- What to produce: Your copy of the material below should match it exactly, except that it holds no pictures.

## Start Information supplied

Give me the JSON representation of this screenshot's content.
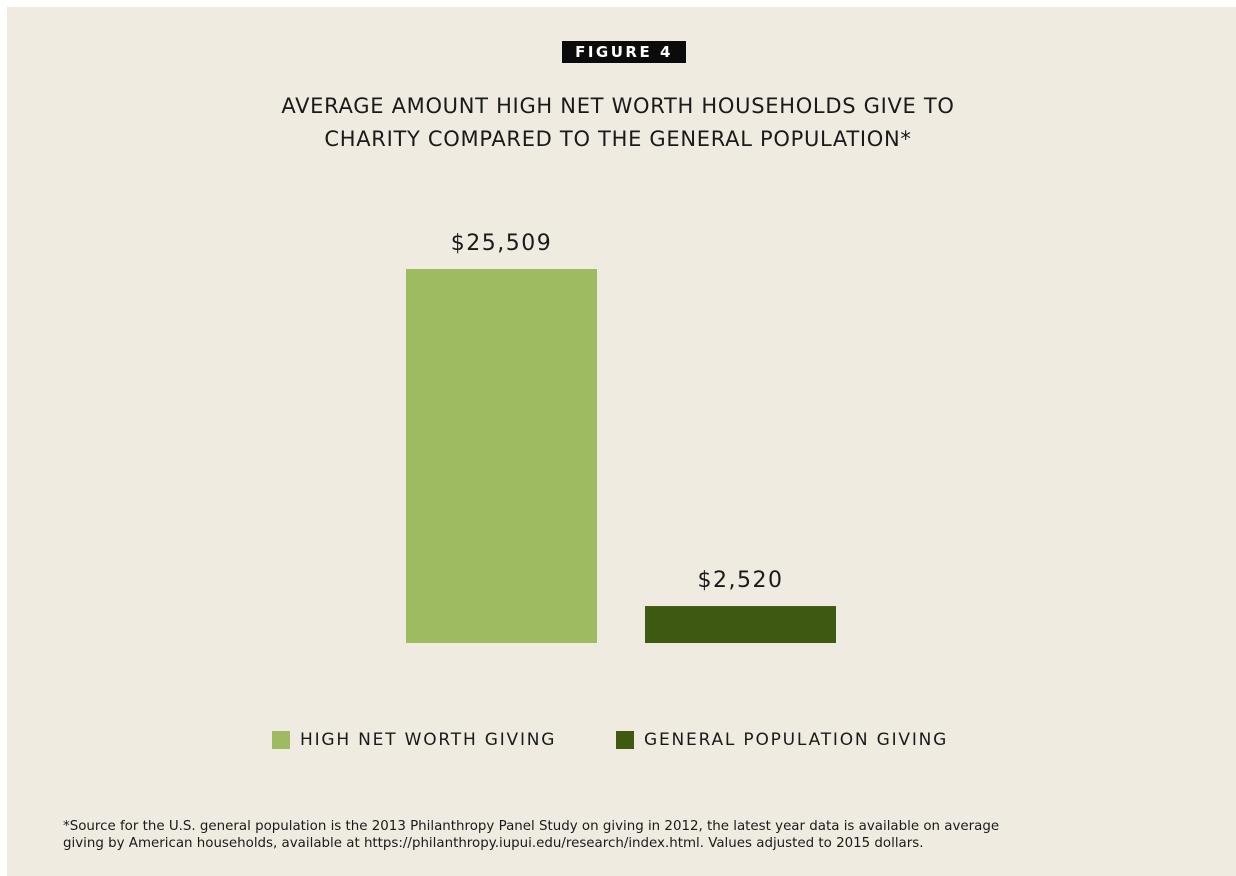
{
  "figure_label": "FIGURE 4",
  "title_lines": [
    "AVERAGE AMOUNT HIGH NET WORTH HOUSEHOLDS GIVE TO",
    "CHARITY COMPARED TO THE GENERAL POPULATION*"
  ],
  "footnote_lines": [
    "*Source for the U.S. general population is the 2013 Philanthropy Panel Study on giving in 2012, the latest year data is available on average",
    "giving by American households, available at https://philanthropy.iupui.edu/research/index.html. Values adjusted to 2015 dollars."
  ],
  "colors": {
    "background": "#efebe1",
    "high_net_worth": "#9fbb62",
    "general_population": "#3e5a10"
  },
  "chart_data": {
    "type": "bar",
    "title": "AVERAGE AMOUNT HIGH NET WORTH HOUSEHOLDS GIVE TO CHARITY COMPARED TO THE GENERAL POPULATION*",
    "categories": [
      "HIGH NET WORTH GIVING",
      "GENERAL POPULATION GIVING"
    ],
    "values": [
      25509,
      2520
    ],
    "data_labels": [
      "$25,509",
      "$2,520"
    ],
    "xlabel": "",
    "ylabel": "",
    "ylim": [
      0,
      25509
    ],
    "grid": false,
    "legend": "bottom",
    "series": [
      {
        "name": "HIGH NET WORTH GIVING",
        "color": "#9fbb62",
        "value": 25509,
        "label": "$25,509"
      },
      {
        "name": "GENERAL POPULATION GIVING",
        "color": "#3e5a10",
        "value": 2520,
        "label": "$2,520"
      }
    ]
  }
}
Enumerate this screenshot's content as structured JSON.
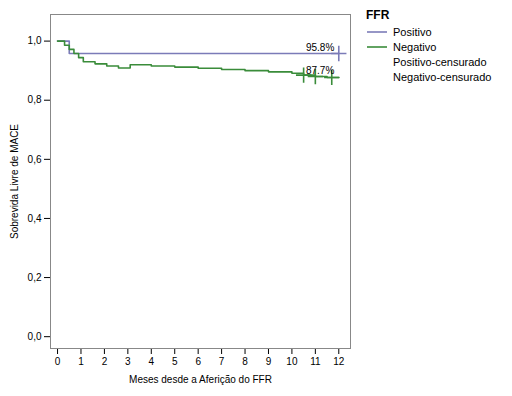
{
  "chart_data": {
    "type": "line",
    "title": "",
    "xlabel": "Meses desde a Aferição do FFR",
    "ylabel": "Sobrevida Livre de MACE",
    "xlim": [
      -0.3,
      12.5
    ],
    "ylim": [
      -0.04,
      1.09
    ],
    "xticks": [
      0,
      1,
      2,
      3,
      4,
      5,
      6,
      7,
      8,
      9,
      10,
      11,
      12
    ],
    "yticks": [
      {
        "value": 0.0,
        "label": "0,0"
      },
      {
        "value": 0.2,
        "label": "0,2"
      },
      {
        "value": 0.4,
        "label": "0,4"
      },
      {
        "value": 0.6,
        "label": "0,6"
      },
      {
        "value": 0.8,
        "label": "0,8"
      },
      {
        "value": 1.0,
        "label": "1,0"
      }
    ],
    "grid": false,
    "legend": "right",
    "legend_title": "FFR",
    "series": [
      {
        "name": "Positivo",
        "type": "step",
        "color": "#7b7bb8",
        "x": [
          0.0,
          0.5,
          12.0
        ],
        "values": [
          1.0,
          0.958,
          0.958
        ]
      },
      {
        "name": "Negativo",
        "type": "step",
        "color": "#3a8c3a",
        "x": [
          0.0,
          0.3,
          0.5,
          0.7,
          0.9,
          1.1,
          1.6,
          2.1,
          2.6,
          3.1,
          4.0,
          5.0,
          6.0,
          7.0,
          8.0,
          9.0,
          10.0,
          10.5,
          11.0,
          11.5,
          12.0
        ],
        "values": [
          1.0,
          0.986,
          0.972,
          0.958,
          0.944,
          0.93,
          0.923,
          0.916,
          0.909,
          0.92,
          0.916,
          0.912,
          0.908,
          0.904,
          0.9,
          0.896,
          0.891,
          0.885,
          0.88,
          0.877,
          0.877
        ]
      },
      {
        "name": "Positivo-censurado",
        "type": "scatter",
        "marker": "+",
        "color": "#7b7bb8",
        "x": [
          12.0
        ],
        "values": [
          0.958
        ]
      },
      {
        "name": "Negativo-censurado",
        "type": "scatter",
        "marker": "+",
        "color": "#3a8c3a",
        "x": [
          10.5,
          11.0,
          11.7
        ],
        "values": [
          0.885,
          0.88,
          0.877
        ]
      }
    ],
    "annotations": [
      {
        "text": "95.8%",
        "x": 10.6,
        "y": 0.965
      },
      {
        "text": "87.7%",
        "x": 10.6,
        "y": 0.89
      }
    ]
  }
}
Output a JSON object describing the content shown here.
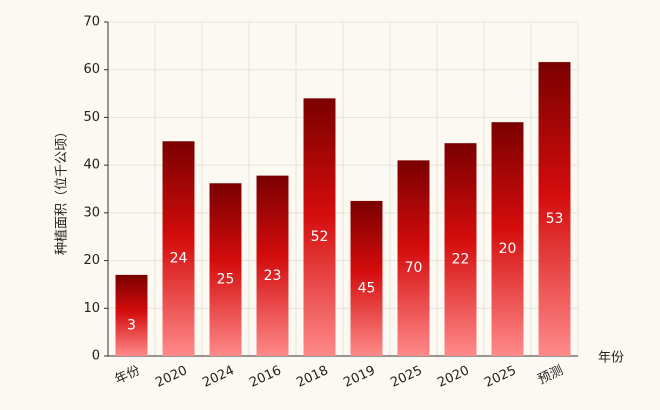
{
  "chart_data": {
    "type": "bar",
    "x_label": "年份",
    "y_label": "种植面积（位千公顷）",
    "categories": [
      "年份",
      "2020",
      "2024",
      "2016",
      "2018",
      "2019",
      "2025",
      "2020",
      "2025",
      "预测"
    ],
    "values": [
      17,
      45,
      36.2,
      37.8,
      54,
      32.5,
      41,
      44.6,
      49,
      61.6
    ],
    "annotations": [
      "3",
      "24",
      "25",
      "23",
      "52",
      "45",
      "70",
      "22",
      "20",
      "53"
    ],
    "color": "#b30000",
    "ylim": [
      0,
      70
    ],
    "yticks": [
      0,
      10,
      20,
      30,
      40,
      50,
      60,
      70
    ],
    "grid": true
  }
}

## End Information supplied

- Full response:
Give me the JSON representation of this screenshot's content.
{
  "figure_label": "FIGURE 4",
  "title_lines": [
    "AVERAGE AMOUNT HIGH NET WORTH HOUSEHOLDS GIVE TO",
    "CHARITY COMPARED TO THE GENERAL POPULATION*"
  ],
  "footnote_lines": [
    "*Source for the U.S. general population is the 2013 Philanthropy Panel Study on giving in 2012, the latest year data is available on average",
    "giving by American households, available at https://philanthropy.iupui.edu/research/index.html. Values adjusted to 2015 dollars."
  ],
  "colors": {
    "background": "#efebe1",
    "high_net_worth": "#9fbb62",
    "general_population": "#3e5a10"
  },
  "chart_data": {
    "type": "bar",
    "title": "AVERAGE AMOUNT HIGH NET WORTH HOUSEHOLDS GIVE TO CHARITY COMPARED TO THE GENERAL POPULATION*",
    "categories": [
      "HIGH NET WORTH GIVING",
      "GENERAL POPULATION GIVING"
    ],
    "values": [
      25509,
      2520
    ],
    "data_labels": [
      "$25,509",
      "$2,520"
    ],
    "xlabel": "",
    "ylabel": "",
    "ylim": [
      0,
      25509
    ],
    "grid": false,
    "legend": "bottom",
    "series": [
      {
        "name": "HIGH NET WORTH GIVING",
        "color": "#9fbb62",
        "value": 25509,
        "label": "$25,509"
      },
      {
        "name": "GENERAL POPULATION GIVING",
        "color": "#3e5a10",
        "value": 2520,
        "label": "$2,520"
      }
    ]
  }
}
Enumerate this screenshot's content as structured JSON.
{
  "chart_data": {
    "type": "line",
    "title": "",
    "xlabel": "Meses desde a Aferição do FFR",
    "ylabel": "Sobrevida Livre de MACE",
    "xlim": [
      -0.3,
      12.5
    ],
    "ylim": [
      -0.04,
      1.09
    ],
    "xticks": [
      0,
      1,
      2,
      3,
      4,
      5,
      6,
      7,
      8,
      9,
      10,
      11,
      12
    ],
    "yticks": [
      {
        "value": 0.0,
        "label": "0,0"
      },
      {
        "value": 0.2,
        "label": "0,2"
      },
      {
        "value": 0.4,
        "label": "0,4"
      },
      {
        "value": 0.6,
        "label": "0,6"
      },
      {
        "value": 0.8,
        "label": "0,8"
      },
      {
        "value": 1.0,
        "label": "1,0"
      }
    ],
    "grid": false,
    "legend": "right",
    "legend_title": "FFR",
    "series": [
      {
        "name": "Positivo",
        "type": "step",
        "color": "#7b7bb8",
        "x": [
          0.0,
          0.5,
          12.0
        ],
        "values": [
          1.0,
          0.958,
          0.958
        ]
      },
      {
        "name": "Negativo",
        "type": "step",
        "color": "#3a8c3a",
        "x": [
          0.0,
          0.3,
          0.5,
          0.7,
          0.9,
          1.1,
          1.6,
          2.1,
          2.6,
          3.1,
          4.0,
          5.0,
          6.0,
          7.0,
          8.0,
          9.0,
          10.0,
          10.5,
          11.0,
          11.5,
          12.0
        ],
        "values": [
          1.0,
          0.986,
          0.972,
          0.958,
          0.944,
          0.93,
          0.923,
          0.916,
          0.909,
          0.92,
          0.916,
          0.912,
          0.908,
          0.904,
          0.9,
          0.896,
          0.891,
          0.885,
          0.88,
          0.877,
          0.877
        ]
      },
      {
        "name": "Positivo-censurado",
        "type": "scatter",
        "marker": "+",
        "color": "#7b7bb8",
        "x": [
          12.0
        ],
        "values": [
          0.958
        ]
      },
      {
        "name": "Negativo-censurado",
        "type": "scatter",
        "marker": "+",
        "color": "#3a8c3a",
        "x": [
          10.5,
          11.0,
          11.7
        ],
        "values": [
          0.885,
          0.88,
          0.877
        ]
      }
    ],
    "annotations": [
      {
        "text": "95.8%",
        "x": 10.6,
        "y": 0.965
      },
      {
        "text": "87.7%",
        "x": 10.6,
        "y": 0.89
      }
    ]
  }
}
Output a JSON object describing the content shown here.
{
  "chart_data": {
    "type": "bar",
    "x_label": "年份",
    "y_label": "种植面积（位千公顷）",
    "categories": [
      "年份",
      "2020",
      "2024",
      "2016",
      "2018",
      "2019",
      "2025",
      "2020",
      "2025",
      "预测"
    ],
    "values": [
      17,
      45,
      36.2,
      37.8,
      54,
      32.5,
      41,
      44.6,
      49,
      61.6
    ],
    "annotations": [
      "3",
      "24",
      "25",
      "23",
      "52",
      "45",
      "70",
      "22",
      "20",
      "53"
    ],
    "color": "#b30000",
    "ylim": [
      0,
      70
    ],
    "yticks": [
      0,
      10,
      20,
      30,
      40,
      50,
      60,
      70
    ],
    "grid": true
  }
}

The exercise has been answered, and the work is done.